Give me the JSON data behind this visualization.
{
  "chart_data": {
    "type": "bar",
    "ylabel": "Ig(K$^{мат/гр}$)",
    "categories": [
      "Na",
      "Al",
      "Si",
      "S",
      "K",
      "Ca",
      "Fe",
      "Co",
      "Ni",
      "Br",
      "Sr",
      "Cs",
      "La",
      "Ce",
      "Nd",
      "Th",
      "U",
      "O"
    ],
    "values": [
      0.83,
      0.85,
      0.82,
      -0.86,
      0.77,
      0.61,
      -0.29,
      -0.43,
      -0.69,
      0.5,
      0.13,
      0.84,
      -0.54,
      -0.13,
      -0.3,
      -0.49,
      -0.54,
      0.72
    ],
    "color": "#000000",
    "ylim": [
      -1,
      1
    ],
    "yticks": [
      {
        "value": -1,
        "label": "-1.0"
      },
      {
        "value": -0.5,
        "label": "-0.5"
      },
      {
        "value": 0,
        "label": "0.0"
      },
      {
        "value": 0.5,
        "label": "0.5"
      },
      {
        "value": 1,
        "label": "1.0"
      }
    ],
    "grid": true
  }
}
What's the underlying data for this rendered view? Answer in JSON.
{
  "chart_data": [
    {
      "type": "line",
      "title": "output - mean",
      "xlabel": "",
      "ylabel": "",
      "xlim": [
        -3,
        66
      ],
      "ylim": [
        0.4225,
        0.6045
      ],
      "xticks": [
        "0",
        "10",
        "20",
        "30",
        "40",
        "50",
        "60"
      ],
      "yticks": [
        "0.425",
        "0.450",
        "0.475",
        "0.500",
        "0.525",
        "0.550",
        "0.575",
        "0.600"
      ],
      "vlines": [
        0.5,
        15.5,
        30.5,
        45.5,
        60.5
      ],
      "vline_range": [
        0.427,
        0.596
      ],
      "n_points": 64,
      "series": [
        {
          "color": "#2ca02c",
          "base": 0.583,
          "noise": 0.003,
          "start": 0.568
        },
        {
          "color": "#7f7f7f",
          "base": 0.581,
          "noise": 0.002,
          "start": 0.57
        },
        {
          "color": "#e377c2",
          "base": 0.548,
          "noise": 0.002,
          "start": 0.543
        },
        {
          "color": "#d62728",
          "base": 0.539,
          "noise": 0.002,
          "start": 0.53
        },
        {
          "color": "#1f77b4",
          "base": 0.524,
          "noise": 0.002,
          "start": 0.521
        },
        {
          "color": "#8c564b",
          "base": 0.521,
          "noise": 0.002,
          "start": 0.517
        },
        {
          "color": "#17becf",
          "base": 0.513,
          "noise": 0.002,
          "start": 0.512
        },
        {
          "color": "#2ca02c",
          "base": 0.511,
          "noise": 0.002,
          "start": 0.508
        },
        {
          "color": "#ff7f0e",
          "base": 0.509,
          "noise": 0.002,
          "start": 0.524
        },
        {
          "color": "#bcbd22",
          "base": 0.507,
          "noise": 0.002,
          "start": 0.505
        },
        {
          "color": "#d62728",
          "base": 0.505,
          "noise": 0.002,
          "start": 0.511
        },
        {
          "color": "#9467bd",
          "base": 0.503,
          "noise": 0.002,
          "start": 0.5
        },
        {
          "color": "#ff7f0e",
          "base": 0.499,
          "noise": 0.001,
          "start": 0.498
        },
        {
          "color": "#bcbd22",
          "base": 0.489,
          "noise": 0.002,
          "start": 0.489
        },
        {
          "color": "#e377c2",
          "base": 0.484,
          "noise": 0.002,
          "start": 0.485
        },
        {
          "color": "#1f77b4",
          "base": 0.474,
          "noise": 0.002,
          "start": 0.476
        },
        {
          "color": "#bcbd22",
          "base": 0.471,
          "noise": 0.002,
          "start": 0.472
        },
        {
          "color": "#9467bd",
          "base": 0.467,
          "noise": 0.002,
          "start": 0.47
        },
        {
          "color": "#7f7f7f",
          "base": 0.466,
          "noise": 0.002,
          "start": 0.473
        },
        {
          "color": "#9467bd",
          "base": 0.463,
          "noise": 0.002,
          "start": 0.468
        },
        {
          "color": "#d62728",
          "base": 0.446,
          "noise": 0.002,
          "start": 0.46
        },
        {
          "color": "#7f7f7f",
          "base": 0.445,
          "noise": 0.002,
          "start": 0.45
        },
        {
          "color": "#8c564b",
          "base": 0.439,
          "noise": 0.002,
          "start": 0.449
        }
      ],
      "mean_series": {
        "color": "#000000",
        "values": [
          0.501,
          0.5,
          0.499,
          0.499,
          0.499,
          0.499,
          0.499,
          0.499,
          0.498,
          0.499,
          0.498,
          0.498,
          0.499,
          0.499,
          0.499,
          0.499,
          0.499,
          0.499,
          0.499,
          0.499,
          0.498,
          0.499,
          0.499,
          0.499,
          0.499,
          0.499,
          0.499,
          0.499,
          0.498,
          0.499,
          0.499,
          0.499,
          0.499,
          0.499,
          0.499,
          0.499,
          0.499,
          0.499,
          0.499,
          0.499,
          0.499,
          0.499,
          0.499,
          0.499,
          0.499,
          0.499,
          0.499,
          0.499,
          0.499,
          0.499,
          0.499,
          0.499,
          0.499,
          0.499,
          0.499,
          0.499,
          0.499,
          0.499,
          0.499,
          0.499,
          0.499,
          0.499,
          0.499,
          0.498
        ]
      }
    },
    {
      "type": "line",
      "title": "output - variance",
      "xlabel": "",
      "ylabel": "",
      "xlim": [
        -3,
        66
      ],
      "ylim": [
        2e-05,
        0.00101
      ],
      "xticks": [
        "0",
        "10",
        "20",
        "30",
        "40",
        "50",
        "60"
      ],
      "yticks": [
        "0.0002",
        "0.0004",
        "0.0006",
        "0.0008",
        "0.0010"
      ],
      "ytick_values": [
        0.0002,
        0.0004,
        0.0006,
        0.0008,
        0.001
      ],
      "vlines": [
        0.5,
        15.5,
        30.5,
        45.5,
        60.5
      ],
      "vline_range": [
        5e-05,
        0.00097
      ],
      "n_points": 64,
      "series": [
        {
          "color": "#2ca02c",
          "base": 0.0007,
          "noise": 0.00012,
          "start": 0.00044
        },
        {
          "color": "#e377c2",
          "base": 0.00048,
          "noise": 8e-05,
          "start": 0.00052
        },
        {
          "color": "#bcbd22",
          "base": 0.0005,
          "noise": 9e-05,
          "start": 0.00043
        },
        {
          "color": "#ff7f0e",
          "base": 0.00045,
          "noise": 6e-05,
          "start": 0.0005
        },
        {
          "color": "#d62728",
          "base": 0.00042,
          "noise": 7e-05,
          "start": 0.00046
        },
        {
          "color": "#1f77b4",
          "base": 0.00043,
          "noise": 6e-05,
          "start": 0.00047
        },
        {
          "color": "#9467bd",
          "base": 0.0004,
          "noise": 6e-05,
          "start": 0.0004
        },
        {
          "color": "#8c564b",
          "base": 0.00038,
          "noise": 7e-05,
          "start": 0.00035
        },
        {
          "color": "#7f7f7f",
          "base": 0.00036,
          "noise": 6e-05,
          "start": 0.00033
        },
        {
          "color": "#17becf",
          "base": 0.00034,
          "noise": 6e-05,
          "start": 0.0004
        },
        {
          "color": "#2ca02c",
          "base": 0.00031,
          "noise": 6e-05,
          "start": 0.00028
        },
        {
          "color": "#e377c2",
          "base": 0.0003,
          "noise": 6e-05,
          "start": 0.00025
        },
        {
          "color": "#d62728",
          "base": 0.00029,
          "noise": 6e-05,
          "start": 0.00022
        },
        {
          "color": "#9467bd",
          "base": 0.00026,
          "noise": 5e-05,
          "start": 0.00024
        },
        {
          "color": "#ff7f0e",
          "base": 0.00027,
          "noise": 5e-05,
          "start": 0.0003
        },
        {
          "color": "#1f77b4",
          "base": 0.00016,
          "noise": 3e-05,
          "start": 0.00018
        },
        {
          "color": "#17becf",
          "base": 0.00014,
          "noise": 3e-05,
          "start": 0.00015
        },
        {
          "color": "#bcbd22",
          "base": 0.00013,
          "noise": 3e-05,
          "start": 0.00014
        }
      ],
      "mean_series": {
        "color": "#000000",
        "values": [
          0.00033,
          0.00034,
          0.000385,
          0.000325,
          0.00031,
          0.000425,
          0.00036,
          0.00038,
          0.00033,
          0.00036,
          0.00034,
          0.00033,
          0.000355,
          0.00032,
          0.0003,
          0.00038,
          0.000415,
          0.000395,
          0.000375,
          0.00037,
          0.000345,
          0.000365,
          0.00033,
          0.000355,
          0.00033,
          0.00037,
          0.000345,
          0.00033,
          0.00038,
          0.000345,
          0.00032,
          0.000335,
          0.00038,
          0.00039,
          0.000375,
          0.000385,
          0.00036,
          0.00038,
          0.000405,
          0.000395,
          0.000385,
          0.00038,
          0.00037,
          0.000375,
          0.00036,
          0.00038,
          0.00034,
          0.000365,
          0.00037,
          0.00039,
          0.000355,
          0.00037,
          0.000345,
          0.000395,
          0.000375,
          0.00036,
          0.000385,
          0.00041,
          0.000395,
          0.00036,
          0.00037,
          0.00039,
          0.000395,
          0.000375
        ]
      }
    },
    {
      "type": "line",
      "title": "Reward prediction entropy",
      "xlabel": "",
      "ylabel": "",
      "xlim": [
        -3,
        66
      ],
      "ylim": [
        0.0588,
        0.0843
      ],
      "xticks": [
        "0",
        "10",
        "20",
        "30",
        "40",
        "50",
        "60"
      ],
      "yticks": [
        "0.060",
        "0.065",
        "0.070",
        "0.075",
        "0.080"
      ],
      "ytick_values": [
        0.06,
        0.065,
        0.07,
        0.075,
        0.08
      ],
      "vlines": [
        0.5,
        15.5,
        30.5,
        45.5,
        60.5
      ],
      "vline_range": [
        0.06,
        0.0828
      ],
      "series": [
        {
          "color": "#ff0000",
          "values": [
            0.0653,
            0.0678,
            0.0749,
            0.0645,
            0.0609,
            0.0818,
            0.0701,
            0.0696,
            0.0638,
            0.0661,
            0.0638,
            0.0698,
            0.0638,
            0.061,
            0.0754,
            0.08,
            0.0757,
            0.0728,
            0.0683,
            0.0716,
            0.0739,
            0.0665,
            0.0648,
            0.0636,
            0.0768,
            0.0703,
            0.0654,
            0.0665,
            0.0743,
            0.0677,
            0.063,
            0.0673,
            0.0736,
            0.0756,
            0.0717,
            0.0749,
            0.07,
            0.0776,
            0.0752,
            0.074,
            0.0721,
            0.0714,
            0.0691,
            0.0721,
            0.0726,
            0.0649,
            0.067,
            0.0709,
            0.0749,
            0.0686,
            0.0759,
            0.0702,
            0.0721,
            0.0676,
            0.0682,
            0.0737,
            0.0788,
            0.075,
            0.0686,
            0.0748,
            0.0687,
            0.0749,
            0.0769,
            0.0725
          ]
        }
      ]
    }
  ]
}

__SHORT TASK__
Track down the lines that include the word "output" and copy them.

__PROBLEM SOLUTION__
      "title": "output - mean",
      "title": "output - variance",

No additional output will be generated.